TASK TO COMPLETE:
Write out the full set of records below exactly.

AVAILABLE RECORDS:
------------

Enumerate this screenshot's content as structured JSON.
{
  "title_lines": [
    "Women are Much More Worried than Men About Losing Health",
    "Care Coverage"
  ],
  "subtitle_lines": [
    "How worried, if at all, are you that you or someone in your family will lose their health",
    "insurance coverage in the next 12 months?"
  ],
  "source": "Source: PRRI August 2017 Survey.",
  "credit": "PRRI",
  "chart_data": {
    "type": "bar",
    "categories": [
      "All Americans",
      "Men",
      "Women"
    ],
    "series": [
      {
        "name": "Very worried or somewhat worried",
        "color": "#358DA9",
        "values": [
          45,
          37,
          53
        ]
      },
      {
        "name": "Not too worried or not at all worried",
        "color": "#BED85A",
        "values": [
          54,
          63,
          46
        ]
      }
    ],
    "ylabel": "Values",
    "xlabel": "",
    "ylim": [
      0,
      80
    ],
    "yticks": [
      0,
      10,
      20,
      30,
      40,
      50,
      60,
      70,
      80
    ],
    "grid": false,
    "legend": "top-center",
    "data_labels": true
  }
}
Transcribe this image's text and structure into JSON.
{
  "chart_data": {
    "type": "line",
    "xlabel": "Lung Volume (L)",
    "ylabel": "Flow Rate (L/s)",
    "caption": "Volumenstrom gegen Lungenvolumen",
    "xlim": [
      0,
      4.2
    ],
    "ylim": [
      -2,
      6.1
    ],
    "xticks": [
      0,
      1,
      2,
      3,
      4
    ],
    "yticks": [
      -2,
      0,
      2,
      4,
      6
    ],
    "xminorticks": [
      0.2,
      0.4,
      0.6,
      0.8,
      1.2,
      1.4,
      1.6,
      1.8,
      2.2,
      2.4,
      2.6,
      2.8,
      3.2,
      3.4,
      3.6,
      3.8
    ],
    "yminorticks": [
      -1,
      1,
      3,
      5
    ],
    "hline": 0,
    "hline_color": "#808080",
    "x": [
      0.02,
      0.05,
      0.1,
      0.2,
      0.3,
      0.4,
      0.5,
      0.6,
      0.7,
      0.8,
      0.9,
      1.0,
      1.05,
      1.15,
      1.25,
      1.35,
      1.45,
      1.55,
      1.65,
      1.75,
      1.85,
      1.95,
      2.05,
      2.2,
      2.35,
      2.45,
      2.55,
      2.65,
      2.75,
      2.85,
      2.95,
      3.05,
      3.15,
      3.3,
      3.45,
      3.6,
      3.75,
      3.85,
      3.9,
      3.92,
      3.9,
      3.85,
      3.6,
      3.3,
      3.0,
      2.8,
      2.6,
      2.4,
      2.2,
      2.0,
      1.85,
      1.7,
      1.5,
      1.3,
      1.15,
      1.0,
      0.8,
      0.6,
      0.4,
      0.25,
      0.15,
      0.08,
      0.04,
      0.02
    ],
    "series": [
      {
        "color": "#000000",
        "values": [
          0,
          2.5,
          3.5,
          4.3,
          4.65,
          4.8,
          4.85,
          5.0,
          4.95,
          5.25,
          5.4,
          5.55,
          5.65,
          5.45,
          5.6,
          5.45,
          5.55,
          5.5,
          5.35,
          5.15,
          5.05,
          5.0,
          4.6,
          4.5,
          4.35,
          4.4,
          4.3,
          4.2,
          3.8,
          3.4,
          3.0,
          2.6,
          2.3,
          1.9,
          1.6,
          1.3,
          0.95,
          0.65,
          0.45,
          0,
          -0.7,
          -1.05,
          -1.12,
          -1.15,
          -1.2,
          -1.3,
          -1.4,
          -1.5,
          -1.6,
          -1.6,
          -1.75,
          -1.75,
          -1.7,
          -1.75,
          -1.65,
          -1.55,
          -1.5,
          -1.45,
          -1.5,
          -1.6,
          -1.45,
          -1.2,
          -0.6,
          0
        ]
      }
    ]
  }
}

------------

ANSWER BELOW:
Enumerate this screenshot's content as structured JSON.
{
  "title_lines": [
    "Women are Much More Worried than Men About Losing Health",
    "Care Coverage"
  ],
  "subtitle_lines": [
    "How worried, if at all, are you that you or someone in your family will lose their health",
    "insurance coverage in the next 12 months?"
  ],
  "source": "Source: PRRI August 2017 Survey.",
  "credit": "PRRI",
  "chart_data": {
    "type": "bar",
    "categories": [
      "All Americans",
      "Men",
      "Women"
    ],
    "series": [
      {
        "name": "Very worried or somewhat worried",
        "color": "#358DA9",
        "values": [
          45,
          37,
          53
        ]
      },
      {
        "name": "Not too worried or not at all worried",
        "color": "#BED85A",
        "values": [
          54,
          63,
          46
        ]
      }
    ],
    "ylabel": "Values",
    "xlabel": "",
    "ylim": [
      0,
      80
    ],
    "yticks": [
      0,
      10,
      20,
      30,
      40,
      50,
      60,
      70,
      80
    ],
    "grid": false,
    "legend": "top-center",
    "data_labels": true
  }
}
Transcribe this image's text and structure into JSON.
{
  "chart_data": {
    "type": "line",
    "xlabel": "Lung Volume (L)",
    "ylabel": "Flow Rate (L/s)",
    "caption": "Volumenstrom gegen Lungenvolumen",
    "xlim": [
      0,
      4.2
    ],
    "ylim": [
      -2,
      6.1
    ],
    "xticks": [
      0,
      1,
      2,
      3,
      4
    ],
    "yticks": [
      -2,
      0,
      2,
      4,
      6
    ],
    "xminorticks": [
      0.2,
      0.4,
      0.6,
      0.8,
      1.2,
      1.4,
      1.6,
      1.8,
      2.2,
      2.4,
      2.6,
      2.8,
      3.2,
      3.4,
      3.6,
      3.8
    ],
    "yminorticks": [
      -1,
      1,
      3,
      5
    ],
    "hline": 0,
    "hline_color": "#808080",
    "x": [
      0.02,
      0.05,
      0.1,
      0.2,
      0.3,
      0.4,
      0.5,
      0.6,
      0.7,
      0.8,
      0.9,
      1.0,
      1.05,
      1.15,
      1.25,
      1.35,
      1.45,
      1.55,
      1.65,
      1.75,
      1.85,
      1.95,
      2.05,
      2.2,
      2.35,
      2.45,
      2.55,
      2.65,
      2.75,
      2.85,
      2.95,
      3.05,
      3.15,
      3.3,
      3.45,
      3.6,
      3.75,
      3.85,
      3.9,
      3.92,
      3.9,
      3.85,
      3.6,
      3.3,
      3.0,
      2.8,
      2.6,
      2.4,
      2.2,
      2.0,
      1.85,
      1.7,
      1.5,
      1.3,
      1.15,
      1.0,
      0.8,
      0.6,
      0.4,
      0.25,
      0.15,
      0.08,
      0.04,
      0.02
    ],
    "series": [
      {
        "color": "#000000",
        "values": [
          0,
          2.5,
          3.5,
          4.3,
          4.65,
          4.8,
          4.85,
          5.0,
          4.95,
          5.25,
          5.4,
          5.55,
          5.65,
          5.45,
          5.6,
          5.45,
          5.55,
          5.5,
          5.35,
          5.15,
          5.05,
          5.0,
          4.6,
          4.5,
          4.35,
          4.4,
          4.3,
          4.2,
          3.8,
          3.4,
          3.0,
          2.6,
          2.3,
          1.9,
          1.6,
          1.3,
          0.95,
          0.65,
          0.45,
          0,
          -0.7,
          -1.05,
          -1.12,
          -1.15,
          -1.2,
          -1.3,
          -1.4,
          -1.5,
          -1.6,
          -1.6,
          -1.75,
          -1.75,
          -1.7,
          -1.75,
          -1.65,
          -1.55,
          -1.5,
          -1.45,
          -1.5,
          -1.6,
          -1.45,
          -1.2,
          -0.6,
          0
        ]
      }
    ]
  }
}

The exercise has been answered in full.